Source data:
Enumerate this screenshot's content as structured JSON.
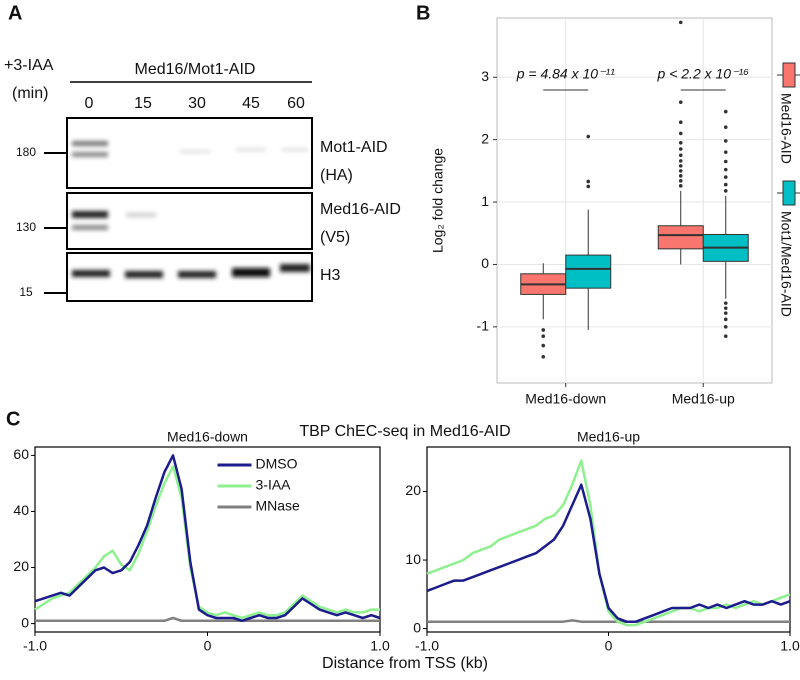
{
  "panel_labels": [
    "A",
    "B",
    "C"
  ],
  "blot": {
    "treatment": "+3-IAA",
    "time_unit": "(min)",
    "strain": "Med16/Mot1-AID",
    "times": [
      "0",
      "15",
      "30",
      "45",
      "60"
    ],
    "rows": [
      {
        "marker": "180",
        "protein": "Mot1-AID",
        "tag": "(HA)"
      },
      {
        "marker": "130",
        "protein": "Med16-AID",
        "tag": "(V5)"
      },
      {
        "marker": "15",
        "protein": "H3"
      }
    ]
  },
  "figure_c": {
    "title": "TBP ChEC-seq in Med16-AID",
    "x_label": "Distance from TSS (kb)"
  },
  "chart_data": [
    {
      "type": "box",
      "y_label": "Log₂ fold change",
      "categories": [
        "Med16-down",
        "Med16-up"
      ],
      "significance": [
        "p = 4.84 x 10⁻¹¹",
        "p < 2.2 x 10⁻¹⁶"
      ],
      "ylim": [
        -1.9,
        3.95
      ],
      "yticks": [
        -1,
        0,
        1,
        2,
        3
      ],
      "grid": true,
      "legend": "right",
      "series": [
        {
          "name": "Med16-AID",
          "color": "#f8766d",
          "boxes": [
            {
              "low": -0.88,
              "q1": -0.48,
              "median": -0.32,
              "q3": -0.15,
              "high": 0.02,
              "outliers": [
                -1.05,
                -1.15,
                -1.3,
                -1.48
              ]
            },
            {
              "low": 0,
              "q1": 0.25,
              "median": 0.47,
              "q3": 0.62,
              "high": 1.18,
              "outliers": [
                1.26,
                1.34,
                1.42,
                1.5,
                1.58,
                1.66,
                1.75,
                1.85,
                1.95,
                2.1,
                2.28,
                2.6,
                3.88
              ]
            }
          ]
        },
        {
          "name": "Mot1/Med16-AID",
          "color": "#00bfc4",
          "boxes": [
            {
              "low": -1.05,
              "q1": -0.38,
              "median": -0.07,
              "q3": 0.15,
              "high": 0.88,
              "outliers": [
                1.25,
                1.33,
                2.05
              ]
            },
            {
              "low": -0.55,
              "q1": 0.05,
              "median": 0.27,
              "q3": 0.48,
              "high": 1.1,
              "outliers": [
                1.18,
                1.28,
                1.4,
                1.52,
                1.65,
                1.8,
                1.98,
                2.2,
                2.45,
                -0.62,
                -0.7,
                -0.78,
                -0.88,
                -1.0,
                -1.15
              ]
            }
          ]
        }
      ]
    },
    {
      "type": "line",
      "title": "Med16-down",
      "x": [
        -1,
        -0.95,
        -0.9,
        -0.85,
        -0.8,
        -0.75,
        -0.7,
        -0.65,
        -0.6,
        -0.55,
        -0.5,
        -0.45,
        -0.4,
        -0.35,
        -0.3,
        -0.25,
        -0.2,
        -0.15,
        -0.1,
        -0.05,
        0,
        0.05,
        0.1,
        0.15,
        0.2,
        0.25,
        0.3,
        0.35,
        0.4,
        0.45,
        0.5,
        0.55,
        0.6,
        0.65,
        0.7,
        0.75,
        0.8,
        0.85,
        0.9,
        0.95,
        1
      ],
      "xlim": [
        -1,
        1
      ],
      "xticks": [
        {
          "value": -1,
          "label": "-1.0"
        },
        0,
        {
          "value": 1,
          "label": "1.0"
        }
      ],
      "ylim": [
        -3,
        63
      ],
      "yticks": [
        0,
        20,
        40,
        60
      ],
      "legend": "upper center",
      "series": [
        {
          "name": "DMSO",
          "color": "#1c1c8c",
          "values": [
            8,
            9,
            10,
            11,
            10,
            13,
            16,
            19,
            20,
            18,
            19,
            22,
            28,
            35,
            45,
            54,
            60,
            48,
            22,
            5,
            3,
            2,
            2,
            2,
            1,
            2,
            3,
            2,
            2,
            3,
            6,
            9,
            7,
            5,
            4,
            3,
            4,
            3,
            2,
            3,
            2
          ]
        },
        {
          "name": "3-IAA",
          "color": "#8ef08e",
          "values": [
            5,
            7,
            9,
            10,
            11,
            14,
            17,
            20,
            24,
            26,
            21,
            19,
            25,
            33,
            42,
            50,
            56,
            45,
            20,
            6,
            4,
            3,
            4,
            3,
            2,
            3,
            4,
            3,
            3,
            4,
            7,
            10,
            8,
            6,
            5,
            4,
            5,
            4,
            4,
            5,
            5
          ]
        },
        {
          "name": "MNase",
          "color": "#808080",
          "values": [
            1,
            1,
            1,
            1,
            1,
            1,
            1,
            1,
            1,
            1,
            1,
            1,
            1,
            1,
            1,
            1,
            2,
            1,
            1,
            1,
            1,
            1,
            1,
            1,
            1,
            1,
            1,
            1,
            1,
            1,
            1,
            1,
            1,
            1,
            1,
            1,
            1,
            1,
            1,
            1,
            1
          ]
        }
      ]
    },
    {
      "type": "line",
      "title": "Med16-up",
      "x": [
        -1,
        -0.95,
        -0.9,
        -0.85,
        -0.8,
        -0.75,
        -0.7,
        -0.65,
        -0.6,
        -0.55,
        -0.5,
        -0.45,
        -0.4,
        -0.35,
        -0.3,
        -0.25,
        -0.2,
        -0.15,
        -0.1,
        -0.05,
        0,
        0.05,
        0.1,
        0.15,
        0.2,
        0.25,
        0.3,
        0.35,
        0.4,
        0.45,
        0.5,
        0.55,
        0.6,
        0.65,
        0.7,
        0.75,
        0.8,
        0.85,
        0.9,
        0.95,
        1
      ],
      "xlim": [
        -1,
        1
      ],
      "xticks": [
        {
          "value": -1,
          "label": "-1.0"
        },
        0,
        {
          "value": 1,
          "label": "1.0"
        }
      ],
      "ylim": [
        -0.5,
        26.5
      ],
      "yticks": [
        0,
        10,
        20
      ],
      "series": [
        {
          "name": "DMSO",
          "color": "#1c1c8c",
          "values": [
            5.5,
            6,
            6.5,
            7,
            7,
            7.5,
            8,
            8.5,
            9,
            9.5,
            10,
            10.5,
            11,
            12,
            13,
            15,
            18,
            21,
            16,
            8,
            3,
            1.5,
            1,
            1,
            1.5,
            2,
            2.5,
            3,
            3,
            3,
            3.5,
            3,
            3.5,
            3,
            3.5,
            4,
            3.5,
            3.5,
            4,
            3.5,
            4
          ]
        },
        {
          "name": "3-IAA",
          "color": "#8ef08e",
          "values": [
            8,
            8.5,
            9,
            9.5,
            10,
            11,
            11.5,
            12,
            13,
            13.5,
            14,
            14.5,
            15,
            16,
            16.5,
            18,
            21,
            24.5,
            18,
            8,
            2.5,
            1,
            0.5,
            0.5,
            1,
            1.5,
            2,
            2.5,
            3,
            3,
            2.5,
            3,
            3,
            3.5,
            3,
            3.5,
            4,
            3.5,
            4,
            4.5,
            5
          ]
        },
        {
          "name": "MNase",
          "color": "#808080",
          "values": [
            1,
            1,
            1,
            1,
            1,
            1,
            1,
            1,
            1,
            1,
            1,
            1,
            1,
            1,
            1,
            1,
            1.2,
            1,
            1,
            1,
            1,
            1,
            1,
            1,
            1,
            1,
            1,
            1,
            1,
            1,
            1,
            1,
            1,
            1,
            1,
            1,
            1,
            1,
            1,
            1,
            1
          ]
        }
      ]
    }
  ]
}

Problem to work on: Give back all of the entries verbatim, but without pictures.

Output of the exercise:
Enumerate this screenshot's content as structured JSON.
{
  "panel_labels": [
    "A",
    "B",
    "C"
  ],
  "blot": {
    "treatment": "+3-IAA",
    "time_unit": "(min)",
    "strain": "Med16/Mot1-AID",
    "times": [
      "0",
      "15",
      "30",
      "45",
      "60"
    ],
    "rows": [
      {
        "marker": "180",
        "protein": "Mot1-AID",
        "tag": "(HA)"
      },
      {
        "marker": "130",
        "protein": "Med16-AID",
        "tag": "(V5)"
      },
      {
        "marker": "15",
        "protein": "H3"
      }
    ]
  },
  "figure_c": {
    "title": "TBP ChEC-seq in Med16-AID",
    "x_label": "Distance from TSS (kb)"
  },
  "chart_data": [
    {
      "type": "box",
      "y_label": "Log₂ fold change",
      "categories": [
        "Med16-down",
        "Med16-up"
      ],
      "significance": [
        "p = 4.84 x 10⁻¹¹",
        "p < 2.2 x 10⁻¹⁶"
      ],
      "ylim": [
        -1.9,
        3.95
      ],
      "yticks": [
        -1,
        0,
        1,
        2,
        3
      ],
      "grid": true,
      "legend": "right",
      "series": [
        {
          "name": "Med16-AID",
          "color": "#f8766d",
          "boxes": [
            {
              "low": -0.88,
              "q1": -0.48,
              "median": -0.32,
              "q3": -0.15,
              "high": 0.02,
              "outliers": [
                -1.05,
                -1.15,
                -1.3,
                -1.48
              ]
            },
            {
              "low": 0,
              "q1": 0.25,
              "median": 0.47,
              "q3": 0.62,
              "high": 1.18,
              "outliers": [
                1.26,
                1.34,
                1.42,
                1.5,
                1.58,
                1.66,
                1.75,
                1.85,
                1.95,
                2.1,
                2.28,
                2.6,
                3.88
              ]
            }
          ]
        },
        {
          "name": "Mot1/Med16-AID",
          "color": "#00bfc4",
          "boxes": [
            {
              "low": -1.05,
              "q1": -0.38,
              "median": -0.07,
              "q3": 0.15,
              "high": 0.88,
              "outliers": [
                1.25,
                1.33,
                2.05
              ]
            },
            {
              "low": -0.55,
              "q1": 0.05,
              "median": 0.27,
              "q3": 0.48,
              "high": 1.1,
              "outliers": [
                1.18,
                1.28,
                1.4,
                1.52,
                1.65,
                1.8,
                1.98,
                2.2,
                2.45,
                -0.62,
                -0.7,
                -0.78,
                -0.88,
                -1.0,
                -1.15
              ]
            }
          ]
        }
      ]
    },
    {
      "type": "line",
      "title": "Med16-down",
      "x": [
        -1,
        -0.95,
        -0.9,
        -0.85,
        -0.8,
        -0.75,
        -0.7,
        -0.65,
        -0.6,
        -0.55,
        -0.5,
        -0.45,
        -0.4,
        -0.35,
        -0.3,
        -0.25,
        -0.2,
        -0.15,
        -0.1,
        -0.05,
        0,
        0.05,
        0.1,
        0.15,
        0.2,
        0.25,
        0.3,
        0.35,
        0.4,
        0.45,
        0.5,
        0.55,
        0.6,
        0.65,
        0.7,
        0.75,
        0.8,
        0.85,
        0.9,
        0.95,
        1
      ],
      "xlim": [
        -1,
        1
      ],
      "xticks": [
        {
          "value": -1,
          "label": "-1.0"
        },
        0,
        {
          "value": 1,
          "label": "1.0"
        }
      ],
      "ylim": [
        -3,
        63
      ],
      "yticks": [
        0,
        20,
        40,
        60
      ],
      "legend": "upper center",
      "series": [
        {
          "name": "DMSO",
          "color": "#1c1c8c",
          "values": [
            8,
            9,
            10,
            11,
            10,
            13,
            16,
            19,
            20,
            18,
            19,
            22,
            28,
            35,
            45,
            54,
            60,
            48,
            22,
            5,
            3,
            2,
            2,
            2,
            1,
            2,
            3,
            2,
            2,
            3,
            6,
            9,
            7,
            5,
            4,
            3,
            4,
            3,
            2,
            3,
            2
          ]
        },
        {
          "name": "3-IAA",
          "color": "#8ef08e",
          "values": [
            5,
            7,
            9,
            10,
            11,
            14,
            17,
            20,
            24,
            26,
            21,
            19,
            25,
            33,
            42,
            50,
            56,
            45,
            20,
            6,
            4,
            3,
            4,
            3,
            2,
            3,
            4,
            3,
            3,
            4,
            7,
            10,
            8,
            6,
            5,
            4,
            5,
            4,
            4,
            5,
            5
          ]
        },
        {
          "name": "MNase",
          "color": "#808080",
          "values": [
            1,
            1,
            1,
            1,
            1,
            1,
            1,
            1,
            1,
            1,
            1,
            1,
            1,
            1,
            1,
            1,
            2,
            1,
            1,
            1,
            1,
            1,
            1,
            1,
            1,
            1,
            1,
            1,
            1,
            1,
            1,
            1,
            1,
            1,
            1,
            1,
            1,
            1,
            1,
            1,
            1
          ]
        }
      ]
    },
    {
      "type": "line",
      "title": "Med16-up",
      "x": [
        -1,
        -0.95,
        -0.9,
        -0.85,
        -0.8,
        -0.75,
        -0.7,
        -0.65,
        -0.6,
        -0.55,
        -0.5,
        -0.45,
        -0.4,
        -0.35,
        -0.3,
        -0.25,
        -0.2,
        -0.15,
        -0.1,
        -0.05,
        0,
        0.05,
        0.1,
        0.15,
        0.2,
        0.25,
        0.3,
        0.35,
        0.4,
        0.45,
        0.5,
        0.55,
        0.6,
        0.65,
        0.7,
        0.75,
        0.8,
        0.85,
        0.9,
        0.95,
        1
      ],
      "xlim": [
        -1,
        1
      ],
      "xticks": [
        {
          "value": -1,
          "label": "-1.0"
        },
        0,
        {
          "value": 1,
          "label": "1.0"
        }
      ],
      "ylim": [
        -0.5,
        26.5
      ],
      "yticks": [
        0,
        10,
        20
      ],
      "series": [
        {
          "name": "DMSO",
          "color": "#1c1c8c",
          "values": [
            5.5,
            6,
            6.5,
            7,
            7,
            7.5,
            8,
            8.5,
            9,
            9.5,
            10,
            10.5,
            11,
            12,
            13,
            15,
            18,
            21,
            16,
            8,
            3,
            1.5,
            1,
            1,
            1.5,
            2,
            2.5,
            3,
            3,
            3,
            3.5,
            3,
            3.5,
            3,
            3.5,
            4,
            3.5,
            3.5,
            4,
            3.5,
            4
          ]
        },
        {
          "name": "3-IAA",
          "color": "#8ef08e",
          "values": [
            8,
            8.5,
            9,
            9.5,
            10,
            11,
            11.5,
            12,
            13,
            13.5,
            14,
            14.5,
            15,
            16,
            16.5,
            18,
            21,
            24.5,
            18,
            8,
            2.5,
            1,
            0.5,
            0.5,
            1,
            1.5,
            2,
            2.5,
            3,
            3,
            2.5,
            3,
            3,
            3.5,
            3,
            3.5,
            4,
            3.5,
            4,
            4.5,
            5
          ]
        },
        {
          "name": "MNase",
          "color": "#808080",
          "values": [
            1,
            1,
            1,
            1,
            1,
            1,
            1,
            1,
            1,
            1,
            1,
            1,
            1,
            1,
            1,
            1,
            1.2,
            1,
            1,
            1,
            1,
            1,
            1,
            1,
            1,
            1,
            1,
            1,
            1,
            1,
            1,
            1,
            1,
            1,
            1,
            1,
            1,
            1,
            1,
            1,
            1
          ]
        }
      ]
    }
  ]
}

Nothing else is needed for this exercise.